▶ **EXERCISE REQUIREMENTS**:
Provide nothing except how many lines of the data contain the word "this".

++++ RECORDS SUPPLIED ++++

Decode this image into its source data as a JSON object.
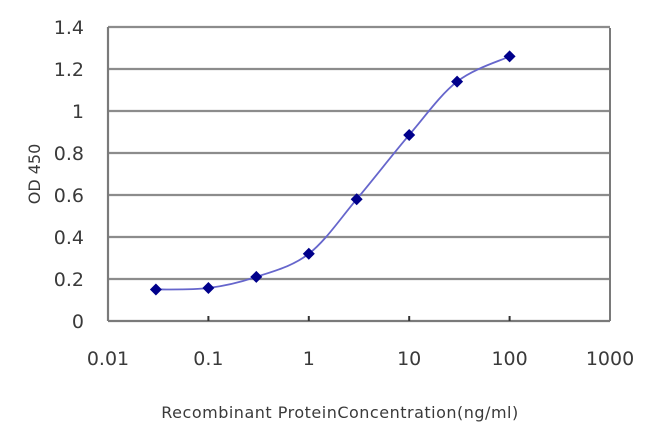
{
  "chart_data": {
    "type": "line",
    "title": "",
    "xlabel": "Recombinant ProteinConcentration(ng/ml)",
    "ylabel": "OD 450",
    "x_scale": "log",
    "xlim": [
      0.01,
      1000
    ],
    "ylim": [
      0,
      1.4
    ],
    "x_ticks": [
      "0.01",
      "0.1",
      "1",
      "10",
      "100",
      "1000"
    ],
    "y_ticks": [
      "0",
      "0.2",
      "0.4",
      "0.6",
      "0.8",
      "1",
      "1.2",
      "1.4"
    ],
    "grid": {
      "horizontal": true,
      "vertical": false
    },
    "legend": null,
    "series": [
      {
        "name": "OD 450",
        "x": [
          0.03,
          0.1,
          0.3,
          1,
          3,
          10,
          30,
          100
        ],
        "values": [
          0.15,
          0.157,
          0.21,
          0.32,
          0.58,
          0.886,
          1.14,
          1.26
        ],
        "marker": "diamond",
        "marker_color": "#00008B",
        "line_color": "#6666CC"
      }
    ]
  },
  "colors": {
    "gridline": "#8c8c8c",
    "axis": "#7a7a7a",
    "background": "#ffffff"
  }
}
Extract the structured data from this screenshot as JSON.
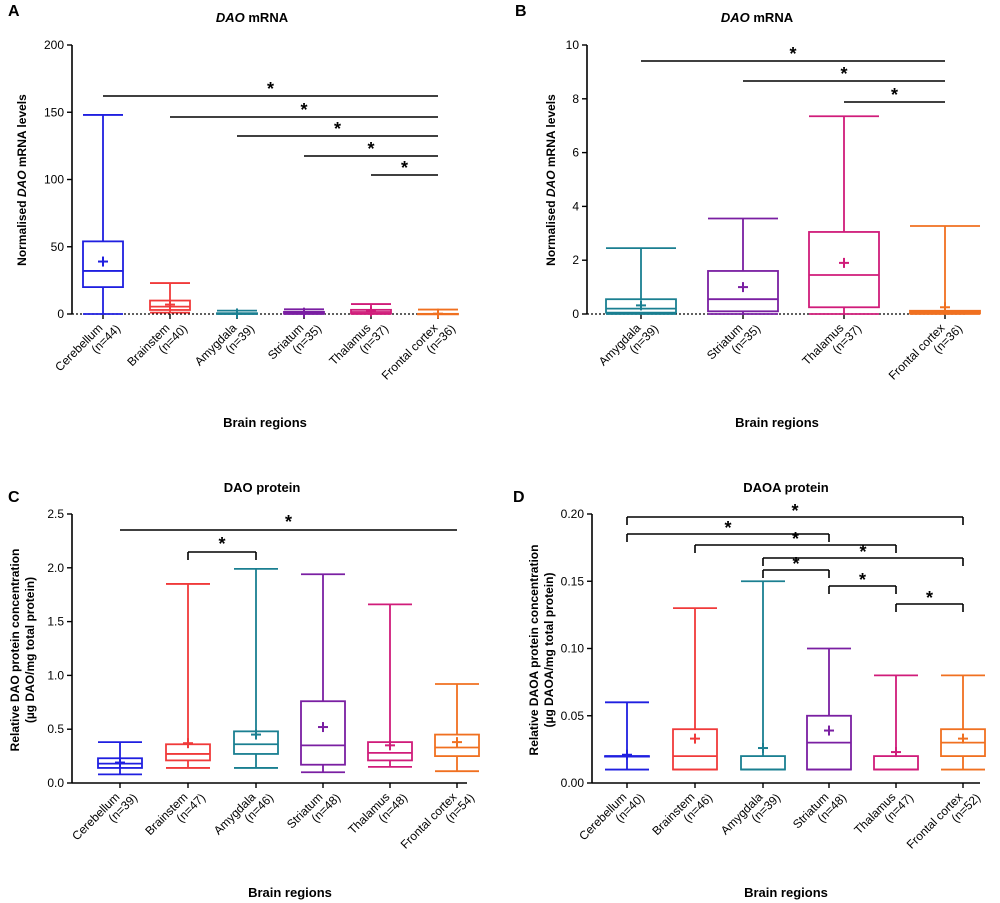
{
  "chart_data": [
    {
      "panel": "A",
      "type": "boxplot",
      "title_italic": "DAO",
      "title_rest": " mRNA",
      "ylabel_lines": [
        [
          "Normalised ",
          "DAO",
          " mRNA levels"
        ]
      ],
      "xlabel": "Brain regions",
      "ylim": [
        0,
        200
      ],
      "yticks": [
        "0",
        "50",
        "100",
        "150",
        "200"
      ],
      "ytick_values": [
        0,
        50,
        100,
        150,
        200
      ],
      "reference_line": 0,
      "categories": [
        {
          "name": "Cerebellum",
          "n": "(n=44)",
          "color": "#1f1fe0",
          "min": 0,
          "q1": 20,
          "median": 32,
          "q3": 54,
          "max": 148,
          "mean": 39
        },
        {
          "name": "Brainstem",
          "n": "(n=40)",
          "color": "#f03a3a",
          "min": 1,
          "q1": 3,
          "median": 5.5,
          "q3": 10,
          "max": 23,
          "mean": 7
        },
        {
          "name": "Amygdala",
          "n": "(n=39)",
          "color": "#1a7f91",
          "min": 0,
          "q1": 0.1,
          "median": 0.3,
          "q3": 0.6,
          "max": 2.5,
          "mean": 0.4
        },
        {
          "name": "Striatum",
          "n": "(n=35)",
          "color": "#7a1fa2",
          "min": 0,
          "q1": 0.2,
          "median": 0.6,
          "q3": 1.6,
          "max": 3.5,
          "mean": 1
        },
        {
          "name": "Thalamus",
          "n": "(n=37)",
          "color": "#d01c7a",
          "min": 0,
          "q1": 0.3,
          "median": 1.5,
          "q3": 3.1,
          "max": 7.4,
          "mean": 1.9
        },
        {
          "name": "Frontal cortex",
          "n": "(n=36)",
          "color": "#f07020",
          "min": 0,
          "q1": 0.02,
          "median": 0.05,
          "q3": 0.12,
          "max": 3.3,
          "mean": 0.25
        }
      ],
      "significance": [
        {
          "from": 0,
          "to": 5,
          "label": "*",
          "style": "line"
        },
        {
          "from": 1,
          "to": 5,
          "label": "*",
          "style": "line"
        },
        {
          "from": 2,
          "to": 5,
          "label": "*",
          "style": "line"
        },
        {
          "from": 3,
          "to": 5,
          "label": "*",
          "style": "line"
        },
        {
          "from": 4,
          "to": 5,
          "label": "*",
          "style": "line"
        }
      ]
    },
    {
      "panel": "B",
      "type": "boxplot",
      "title_italic": "DAO",
      "title_rest": " mRNA",
      "ylabel_lines": [
        [
          "Normalised ",
          "DAO",
          " mRNA levels"
        ]
      ],
      "xlabel": "Brain regions",
      "ylim": [
        0,
        10
      ],
      "yticks": [
        "0",
        "2",
        "4",
        "6",
        "8",
        "10"
      ],
      "ytick_values": [
        0,
        2,
        4,
        6,
        8,
        10
      ],
      "reference_line": 0,
      "categories": [
        {
          "name": "Amygdala",
          "n": "(n=39)",
          "color": "#1a7f91",
          "min": 0,
          "q1": 0.05,
          "median": 0.2,
          "q3": 0.55,
          "max": 2.45,
          "mean": 0.32
        },
        {
          "name": "Striatum",
          "n": "(n=35)",
          "color": "#7a1fa2",
          "min": 0,
          "q1": 0.1,
          "median": 0.55,
          "q3": 1.6,
          "max": 3.55,
          "mean": 1.0
        },
        {
          "name": "Thalamus",
          "n": "(n=37)",
          "color": "#d01c7a",
          "min": 0,
          "q1": 0.25,
          "median": 1.45,
          "q3": 3.05,
          "max": 7.35,
          "mean": 1.9
        },
        {
          "name": "Frontal cortex",
          "n": "(n=36)",
          "color": "#f07020",
          "min": 0,
          "q1": 0.02,
          "median": 0.06,
          "q3": 0.12,
          "max": 3.27,
          "mean": 0.25
        }
      ],
      "significance": [
        {
          "from": 0,
          "to": 3,
          "label": "*",
          "style": "line"
        },
        {
          "from": 1,
          "to": 3,
          "label": "*",
          "style": "line"
        },
        {
          "from": 2,
          "to": 3,
          "label": "*",
          "style": "line"
        }
      ]
    },
    {
      "panel": "C",
      "type": "boxplot",
      "title_italic": "",
      "title_rest": "DAO protein",
      "ylabel_lines": [
        [
          "Relative DAO protein concentration"
        ],
        [
          "(µg DAO/mg total protein)"
        ]
      ],
      "xlabel": "Brain regions",
      "ylim": [
        0,
        2.5
      ],
      "yticks": [
        "0.0",
        "0.5",
        "1.0",
        "1.5",
        "2.0",
        "2.5"
      ],
      "ytick_values": [
        0,
        0.5,
        1.0,
        1.5,
        2.0,
        2.5
      ],
      "reference_line": null,
      "categories": [
        {
          "name": "Cerebellum",
          "n": "(n=39)",
          "color": "#1f1fe0",
          "min": 0.08,
          "q1": 0.14,
          "median": 0.18,
          "q3": 0.23,
          "max": 0.38,
          "mean": 0.19
        },
        {
          "name": "Brainstem",
          "n": "(n=47)",
          "color": "#f03a3a",
          "min": 0.14,
          "q1": 0.21,
          "median": 0.27,
          "q3": 0.36,
          "max": 1.85,
          "mean": 0.37
        },
        {
          "name": "Amygdala",
          "n": "(n=46)",
          "color": "#1a7f91",
          "min": 0.14,
          "q1": 0.27,
          "median": 0.36,
          "q3": 0.48,
          "max": 1.99,
          "mean": 0.45
        },
        {
          "name": "Striatum",
          "n": "(n=48)",
          "color": "#7a1fa2",
          "min": 0.1,
          "q1": 0.17,
          "median": 0.35,
          "q3": 0.76,
          "max": 1.94,
          "mean": 0.52
        },
        {
          "name": "Thalamus",
          "n": "(n=48)",
          "color": "#d01c7a",
          "min": 0.15,
          "q1": 0.21,
          "median": 0.28,
          "q3": 0.38,
          "max": 1.66,
          "mean": 0.35
        },
        {
          "name": "Frontal cortex",
          "n": "(n=54)",
          "color": "#f07020",
          "min": 0.11,
          "q1": 0.25,
          "median": 0.33,
          "q3": 0.45,
          "max": 0.92,
          "mean": 0.38
        }
      ],
      "significance": [
        {
          "from": 0,
          "to": 5,
          "label": "*",
          "style": "line"
        },
        {
          "from": 1,
          "to": 2,
          "label": "*",
          "style": "bracket"
        }
      ]
    },
    {
      "panel": "D",
      "type": "boxplot",
      "title_italic": "",
      "title_rest": "DAOA protein",
      "ylabel_lines": [
        [
          "Relative DAOA protein concentration"
        ],
        [
          "(µg DAOA/mg total protein)"
        ]
      ],
      "xlabel": "Brain regions",
      "ylim": [
        0,
        0.2
      ],
      "yticks": [
        "0.00",
        "0.05",
        "0.10",
        "0.15",
        "0.20"
      ],
      "ytick_values": [
        0,
        0.05,
        0.1,
        0.15,
        0.2
      ],
      "reference_line": null,
      "categories": [
        {
          "name": "Cerebellum",
          "n": "(n=40)",
          "color": "#1f1fe0",
          "min": 0.01,
          "q1": 0.02,
          "median": 0.02,
          "q3": 0.02,
          "max": 0.06,
          "mean": 0.021
        },
        {
          "name": "Brainstem",
          "n": "(n=46)",
          "color": "#f03a3a",
          "min": 0.01,
          "q1": 0.01,
          "median": 0.02,
          "q3": 0.04,
          "max": 0.13,
          "mean": 0.033
        },
        {
          "name": "Amygdala",
          "n": "(n=39)",
          "color": "#1a7f91",
          "min": 0.01,
          "q1": 0.01,
          "median": 0.01,
          "q3": 0.02,
          "max": 0.15,
          "mean": 0.026
        },
        {
          "name": "Striatum",
          "n": "(n=48)",
          "color": "#7a1fa2",
          "min": 0.01,
          "q1": 0.01,
          "median": 0.03,
          "q3": 0.05,
          "max": 0.1,
          "mean": 0.039
        },
        {
          "name": "Thalamus",
          "n": "(n=47)",
          "color": "#d01c7a",
          "min": 0.01,
          "q1": 0.01,
          "median": 0.01,
          "q3": 0.02,
          "max": 0.08,
          "mean": 0.023
        },
        {
          "name": "Frontal cortex",
          "n": "(n=52)",
          "color": "#f07020",
          "min": 0.01,
          "q1": 0.02,
          "median": 0.03,
          "q3": 0.04,
          "max": 0.08,
          "mean": 0.033
        }
      ],
      "significance": [
        {
          "from": 0,
          "to": 5,
          "label": "*",
          "style": "bracket"
        },
        {
          "from": 0,
          "to": 3,
          "label": "*",
          "style": "bracket"
        },
        {
          "from": 1,
          "to": 4,
          "label": "*",
          "style": "bracket"
        },
        {
          "from": 2,
          "to": 5,
          "label": "*",
          "style": "bracket"
        },
        {
          "from": 2,
          "to": 3,
          "label": "*",
          "style": "bracket"
        },
        {
          "from": 3,
          "to": 4,
          "label": "*",
          "style": "bracket"
        },
        {
          "from": 4,
          "to": 5,
          "label": "*",
          "style": "bracket"
        }
      ]
    }
  ]
}
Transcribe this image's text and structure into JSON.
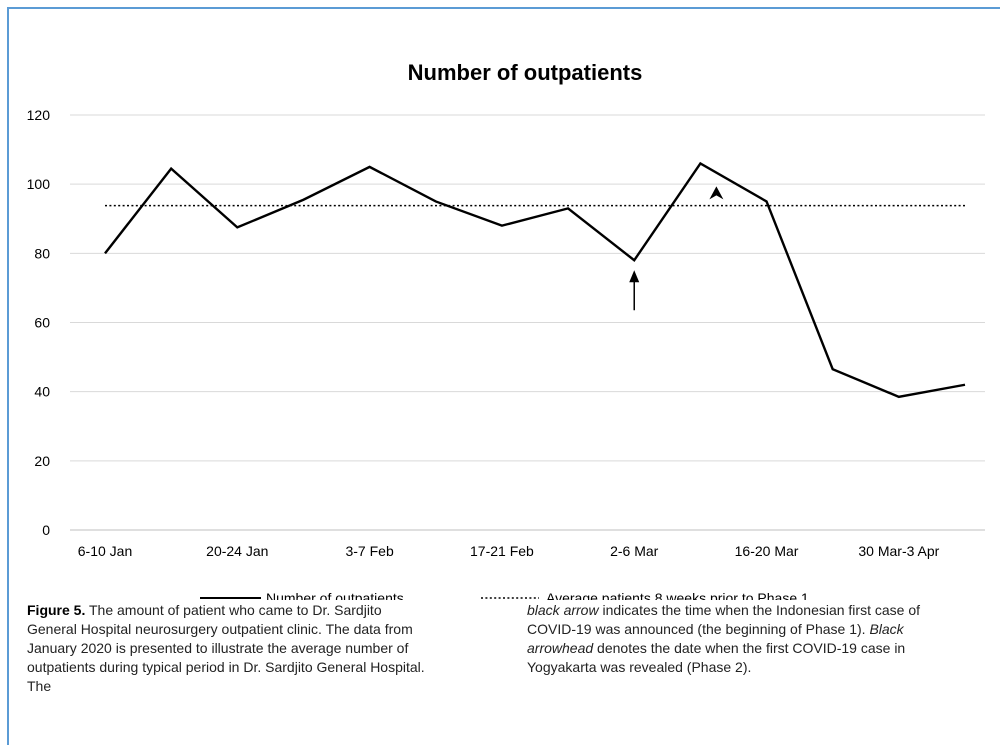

++++

▶ **TASK ANSWER**:
3